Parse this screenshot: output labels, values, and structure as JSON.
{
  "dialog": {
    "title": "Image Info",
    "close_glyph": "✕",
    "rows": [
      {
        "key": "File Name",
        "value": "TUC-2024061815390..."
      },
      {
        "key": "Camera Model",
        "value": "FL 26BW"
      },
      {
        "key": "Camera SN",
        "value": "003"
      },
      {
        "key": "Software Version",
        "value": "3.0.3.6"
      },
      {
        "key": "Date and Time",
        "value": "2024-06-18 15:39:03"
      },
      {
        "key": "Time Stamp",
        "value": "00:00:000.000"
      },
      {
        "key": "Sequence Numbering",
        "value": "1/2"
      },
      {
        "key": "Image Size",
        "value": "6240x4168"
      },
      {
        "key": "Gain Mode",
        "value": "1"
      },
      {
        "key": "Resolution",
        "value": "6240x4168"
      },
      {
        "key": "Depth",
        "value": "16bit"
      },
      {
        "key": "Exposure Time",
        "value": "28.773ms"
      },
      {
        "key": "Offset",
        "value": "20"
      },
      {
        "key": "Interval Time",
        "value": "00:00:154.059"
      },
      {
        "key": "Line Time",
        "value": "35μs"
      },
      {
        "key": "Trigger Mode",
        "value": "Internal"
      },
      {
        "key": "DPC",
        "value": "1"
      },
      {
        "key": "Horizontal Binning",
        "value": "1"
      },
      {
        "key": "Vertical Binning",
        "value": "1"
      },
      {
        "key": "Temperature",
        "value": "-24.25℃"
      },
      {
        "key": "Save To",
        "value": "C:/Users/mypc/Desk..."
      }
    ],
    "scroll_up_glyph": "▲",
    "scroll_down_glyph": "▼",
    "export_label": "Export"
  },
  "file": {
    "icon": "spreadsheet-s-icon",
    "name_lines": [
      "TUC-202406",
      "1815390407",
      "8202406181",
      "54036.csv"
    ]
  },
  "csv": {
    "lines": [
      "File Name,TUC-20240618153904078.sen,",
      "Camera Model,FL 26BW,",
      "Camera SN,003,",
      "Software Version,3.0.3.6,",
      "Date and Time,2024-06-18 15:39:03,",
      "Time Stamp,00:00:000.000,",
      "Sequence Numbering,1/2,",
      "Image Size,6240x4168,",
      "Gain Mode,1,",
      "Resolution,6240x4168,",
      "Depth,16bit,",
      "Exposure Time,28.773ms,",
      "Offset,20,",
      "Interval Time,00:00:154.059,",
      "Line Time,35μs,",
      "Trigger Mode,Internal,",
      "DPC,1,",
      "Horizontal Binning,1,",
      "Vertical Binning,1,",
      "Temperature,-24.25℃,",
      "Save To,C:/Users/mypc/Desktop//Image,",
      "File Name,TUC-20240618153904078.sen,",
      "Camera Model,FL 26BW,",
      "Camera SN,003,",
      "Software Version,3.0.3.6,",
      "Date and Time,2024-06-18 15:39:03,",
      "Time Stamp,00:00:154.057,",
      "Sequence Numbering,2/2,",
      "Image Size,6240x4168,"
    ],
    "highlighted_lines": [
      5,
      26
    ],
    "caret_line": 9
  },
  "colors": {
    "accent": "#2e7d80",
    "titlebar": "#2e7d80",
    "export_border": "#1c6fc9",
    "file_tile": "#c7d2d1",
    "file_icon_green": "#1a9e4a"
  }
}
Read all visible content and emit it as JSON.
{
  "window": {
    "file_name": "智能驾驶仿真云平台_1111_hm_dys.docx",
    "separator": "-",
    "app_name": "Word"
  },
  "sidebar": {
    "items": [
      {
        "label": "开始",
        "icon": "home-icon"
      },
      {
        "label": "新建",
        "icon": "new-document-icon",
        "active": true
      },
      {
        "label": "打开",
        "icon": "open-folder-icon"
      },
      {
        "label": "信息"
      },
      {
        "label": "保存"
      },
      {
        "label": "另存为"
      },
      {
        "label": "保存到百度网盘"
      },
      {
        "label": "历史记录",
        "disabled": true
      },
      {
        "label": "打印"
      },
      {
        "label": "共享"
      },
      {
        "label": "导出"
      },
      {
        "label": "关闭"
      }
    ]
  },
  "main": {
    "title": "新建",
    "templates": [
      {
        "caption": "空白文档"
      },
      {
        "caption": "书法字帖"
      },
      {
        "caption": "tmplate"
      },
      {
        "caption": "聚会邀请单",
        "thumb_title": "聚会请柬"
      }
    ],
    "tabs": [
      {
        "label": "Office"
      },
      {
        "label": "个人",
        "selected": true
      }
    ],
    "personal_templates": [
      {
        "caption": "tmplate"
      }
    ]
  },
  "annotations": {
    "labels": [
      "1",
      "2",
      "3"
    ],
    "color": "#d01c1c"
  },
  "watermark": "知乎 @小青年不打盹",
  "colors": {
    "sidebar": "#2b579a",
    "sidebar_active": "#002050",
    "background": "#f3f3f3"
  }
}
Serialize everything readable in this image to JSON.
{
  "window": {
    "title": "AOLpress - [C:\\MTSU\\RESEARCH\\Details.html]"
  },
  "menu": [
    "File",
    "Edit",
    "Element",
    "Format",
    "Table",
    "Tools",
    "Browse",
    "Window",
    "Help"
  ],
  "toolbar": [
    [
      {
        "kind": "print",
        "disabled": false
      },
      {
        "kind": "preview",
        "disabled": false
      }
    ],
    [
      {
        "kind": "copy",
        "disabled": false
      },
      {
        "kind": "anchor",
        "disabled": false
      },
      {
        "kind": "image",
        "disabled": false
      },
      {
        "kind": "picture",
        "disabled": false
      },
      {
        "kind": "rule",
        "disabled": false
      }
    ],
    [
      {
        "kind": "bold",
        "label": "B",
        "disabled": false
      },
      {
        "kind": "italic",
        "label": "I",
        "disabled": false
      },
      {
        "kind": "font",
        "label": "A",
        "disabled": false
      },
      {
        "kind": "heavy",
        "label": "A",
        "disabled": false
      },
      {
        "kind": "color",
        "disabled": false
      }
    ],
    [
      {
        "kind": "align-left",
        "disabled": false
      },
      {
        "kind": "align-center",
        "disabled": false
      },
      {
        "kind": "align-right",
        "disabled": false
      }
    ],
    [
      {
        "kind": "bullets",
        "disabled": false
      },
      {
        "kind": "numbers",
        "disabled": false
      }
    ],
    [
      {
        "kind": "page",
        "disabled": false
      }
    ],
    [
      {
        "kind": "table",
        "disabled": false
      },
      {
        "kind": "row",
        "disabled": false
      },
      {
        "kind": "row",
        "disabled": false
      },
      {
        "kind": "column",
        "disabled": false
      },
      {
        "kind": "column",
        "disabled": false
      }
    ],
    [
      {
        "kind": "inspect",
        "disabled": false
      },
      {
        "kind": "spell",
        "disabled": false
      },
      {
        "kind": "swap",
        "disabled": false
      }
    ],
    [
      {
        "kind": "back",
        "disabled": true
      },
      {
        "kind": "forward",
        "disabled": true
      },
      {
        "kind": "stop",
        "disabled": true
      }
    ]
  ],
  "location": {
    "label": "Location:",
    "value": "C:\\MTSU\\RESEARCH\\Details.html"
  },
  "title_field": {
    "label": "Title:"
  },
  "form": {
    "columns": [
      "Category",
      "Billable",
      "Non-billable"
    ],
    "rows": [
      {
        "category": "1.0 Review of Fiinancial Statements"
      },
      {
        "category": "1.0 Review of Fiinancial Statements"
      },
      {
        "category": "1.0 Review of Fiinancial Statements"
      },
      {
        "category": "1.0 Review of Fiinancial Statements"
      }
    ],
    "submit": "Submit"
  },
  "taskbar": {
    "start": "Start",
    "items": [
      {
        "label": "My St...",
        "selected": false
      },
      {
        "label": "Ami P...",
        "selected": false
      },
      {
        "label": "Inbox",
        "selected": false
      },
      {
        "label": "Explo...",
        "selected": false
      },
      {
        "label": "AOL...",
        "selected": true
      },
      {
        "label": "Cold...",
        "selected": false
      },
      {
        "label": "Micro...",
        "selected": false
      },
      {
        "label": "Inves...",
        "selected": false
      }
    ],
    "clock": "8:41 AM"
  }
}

◆ **Goal**: Identify how many lines in the entries above contain the word "Stamp" and provide only that figure.

◆ **Final result**: 3